What you will do> Give an exact transcription of every line, dropping the images.
◇ ◇ ◇ ◇ ◇
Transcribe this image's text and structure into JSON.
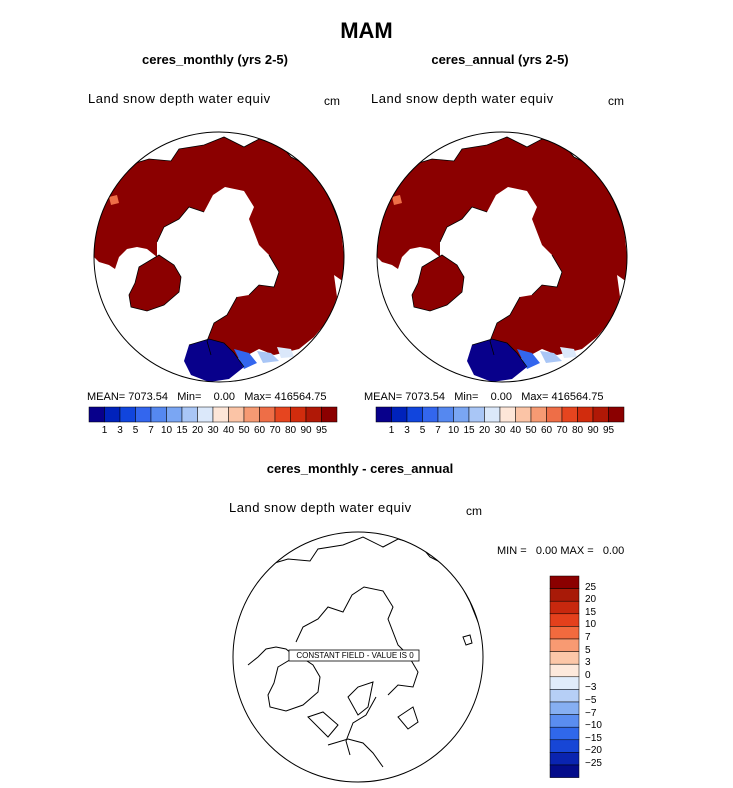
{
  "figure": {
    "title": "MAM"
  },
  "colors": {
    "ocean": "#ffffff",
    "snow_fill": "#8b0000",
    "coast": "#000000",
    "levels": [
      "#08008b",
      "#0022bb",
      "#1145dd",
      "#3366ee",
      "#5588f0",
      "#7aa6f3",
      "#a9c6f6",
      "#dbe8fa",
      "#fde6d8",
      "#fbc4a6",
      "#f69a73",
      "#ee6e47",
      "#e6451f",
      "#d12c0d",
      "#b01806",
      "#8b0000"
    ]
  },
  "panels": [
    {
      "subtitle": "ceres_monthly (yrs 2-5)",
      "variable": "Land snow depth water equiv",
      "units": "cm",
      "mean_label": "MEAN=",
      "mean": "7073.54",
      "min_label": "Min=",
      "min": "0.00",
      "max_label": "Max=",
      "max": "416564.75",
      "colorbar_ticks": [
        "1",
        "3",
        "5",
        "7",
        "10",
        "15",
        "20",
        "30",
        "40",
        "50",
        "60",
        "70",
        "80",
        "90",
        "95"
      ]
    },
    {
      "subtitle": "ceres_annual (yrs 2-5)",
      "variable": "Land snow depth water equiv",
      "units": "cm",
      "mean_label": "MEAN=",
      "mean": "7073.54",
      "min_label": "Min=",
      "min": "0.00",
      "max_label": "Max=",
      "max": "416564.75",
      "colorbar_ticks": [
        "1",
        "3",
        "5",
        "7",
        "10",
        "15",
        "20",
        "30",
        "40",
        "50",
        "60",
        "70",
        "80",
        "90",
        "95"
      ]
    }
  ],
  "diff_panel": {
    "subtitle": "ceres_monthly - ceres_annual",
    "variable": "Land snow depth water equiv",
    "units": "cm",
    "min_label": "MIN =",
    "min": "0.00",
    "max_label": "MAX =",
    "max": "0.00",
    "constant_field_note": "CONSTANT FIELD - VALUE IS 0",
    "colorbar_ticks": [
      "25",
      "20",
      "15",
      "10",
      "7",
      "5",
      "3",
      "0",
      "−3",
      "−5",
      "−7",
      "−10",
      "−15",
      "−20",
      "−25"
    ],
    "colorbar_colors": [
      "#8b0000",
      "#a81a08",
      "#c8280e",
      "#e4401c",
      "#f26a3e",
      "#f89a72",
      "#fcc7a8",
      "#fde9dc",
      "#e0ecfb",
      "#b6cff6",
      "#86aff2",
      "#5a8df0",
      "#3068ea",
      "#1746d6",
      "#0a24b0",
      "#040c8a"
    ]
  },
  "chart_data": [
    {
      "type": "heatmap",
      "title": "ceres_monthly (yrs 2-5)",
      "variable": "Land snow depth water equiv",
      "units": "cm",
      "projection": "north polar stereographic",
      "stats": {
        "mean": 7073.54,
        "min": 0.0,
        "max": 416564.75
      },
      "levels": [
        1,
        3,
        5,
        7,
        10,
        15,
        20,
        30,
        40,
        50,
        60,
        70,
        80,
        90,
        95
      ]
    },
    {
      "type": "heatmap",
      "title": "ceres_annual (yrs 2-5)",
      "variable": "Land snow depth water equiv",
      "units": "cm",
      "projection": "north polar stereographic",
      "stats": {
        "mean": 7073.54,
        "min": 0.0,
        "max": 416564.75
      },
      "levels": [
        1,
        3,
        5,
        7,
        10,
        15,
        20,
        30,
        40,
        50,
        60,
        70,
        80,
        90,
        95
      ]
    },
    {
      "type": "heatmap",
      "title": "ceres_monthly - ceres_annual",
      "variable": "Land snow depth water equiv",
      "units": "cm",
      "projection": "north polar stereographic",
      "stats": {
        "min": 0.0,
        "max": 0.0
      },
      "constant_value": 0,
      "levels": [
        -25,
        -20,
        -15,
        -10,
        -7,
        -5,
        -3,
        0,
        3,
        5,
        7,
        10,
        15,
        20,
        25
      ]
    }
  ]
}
◇ ◇ ◇ ◇ ◇
Written solution>
Transcribe this image's text and structure into JSON.
{
  "figure": {
    "title": "MAM"
  },
  "colors": {
    "ocean": "#ffffff",
    "snow_fill": "#8b0000",
    "coast": "#000000",
    "levels": [
      "#08008b",
      "#0022bb",
      "#1145dd",
      "#3366ee",
      "#5588f0",
      "#7aa6f3",
      "#a9c6f6",
      "#dbe8fa",
      "#fde6d8",
      "#fbc4a6",
      "#f69a73",
      "#ee6e47",
      "#e6451f",
      "#d12c0d",
      "#b01806",
      "#8b0000"
    ]
  },
  "panels": [
    {
      "subtitle": "ceres_monthly (yrs 2-5)",
      "variable": "Land snow depth water equiv",
      "units": "cm",
      "mean_label": "MEAN=",
      "mean": "7073.54",
      "min_label": "Min=",
      "min": "0.00",
      "max_label": "Max=",
      "max": "416564.75",
      "colorbar_ticks": [
        "1",
        "3",
        "5",
        "7",
        "10",
        "15",
        "20",
        "30",
        "40",
        "50",
        "60",
        "70",
        "80",
        "90",
        "95"
      ]
    },
    {
      "subtitle": "ceres_annual (yrs 2-5)",
      "variable": "Land snow depth water equiv",
      "units": "cm",
      "mean_label": "MEAN=",
      "mean": "7073.54",
      "min_label": "Min=",
      "min": "0.00",
      "max_label": "Max=",
      "max": "416564.75",
      "colorbar_ticks": [
        "1",
        "3",
        "5",
        "7",
        "10",
        "15",
        "20",
        "30",
        "40",
        "50",
        "60",
        "70",
        "80",
        "90",
        "95"
      ]
    }
  ],
  "diff_panel": {
    "subtitle": "ceres_monthly - ceres_annual",
    "variable": "Land snow depth water equiv",
    "units": "cm",
    "min_label": "MIN =",
    "min": "0.00",
    "max_label": "MAX =",
    "max": "0.00",
    "constant_field_note": "CONSTANT FIELD - VALUE IS 0",
    "colorbar_ticks": [
      "25",
      "20",
      "15",
      "10",
      "7",
      "5",
      "3",
      "0",
      "−3",
      "−5",
      "−7",
      "−10",
      "−15",
      "−20",
      "−25"
    ],
    "colorbar_colors": [
      "#8b0000",
      "#a81a08",
      "#c8280e",
      "#e4401c",
      "#f26a3e",
      "#f89a72",
      "#fcc7a8",
      "#fde9dc",
      "#e0ecfb",
      "#b6cff6",
      "#86aff2",
      "#5a8df0",
      "#3068ea",
      "#1746d6",
      "#0a24b0",
      "#040c8a"
    ]
  },
  "chart_data": [
    {
      "type": "heatmap",
      "title": "ceres_monthly (yrs 2-5)",
      "variable": "Land snow depth water equiv",
      "units": "cm",
      "projection": "north polar stereographic",
      "stats": {
        "mean": 7073.54,
        "min": 0.0,
        "max": 416564.75
      },
      "levels": [
        1,
        3,
        5,
        7,
        10,
        15,
        20,
        30,
        40,
        50,
        60,
        70,
        80,
        90,
        95
      ]
    },
    {
      "type": "heatmap",
      "title": "ceres_annual (yrs 2-5)",
      "variable": "Land snow depth water equiv",
      "units": "cm",
      "projection": "north polar stereographic",
      "stats": {
        "mean": 7073.54,
        "min": 0.0,
        "max": 416564.75
      },
      "levels": [
        1,
        3,
        5,
        7,
        10,
        15,
        20,
        30,
        40,
        50,
        60,
        70,
        80,
        90,
        95
      ]
    },
    {
      "type": "heatmap",
      "title": "ceres_monthly - ceres_annual",
      "variable": "Land snow depth water equiv",
      "units": "cm",
      "projection": "north polar stereographic",
      "stats": {
        "min": 0.0,
        "max": 0.0
      },
      "constant_value": 0,
      "levels": [
        -25,
        -20,
        -15,
        -10,
        -7,
        -5,
        -3,
        0,
        3,
        5,
        7,
        10,
        15,
        20,
        25
      ]
    }
  ]
}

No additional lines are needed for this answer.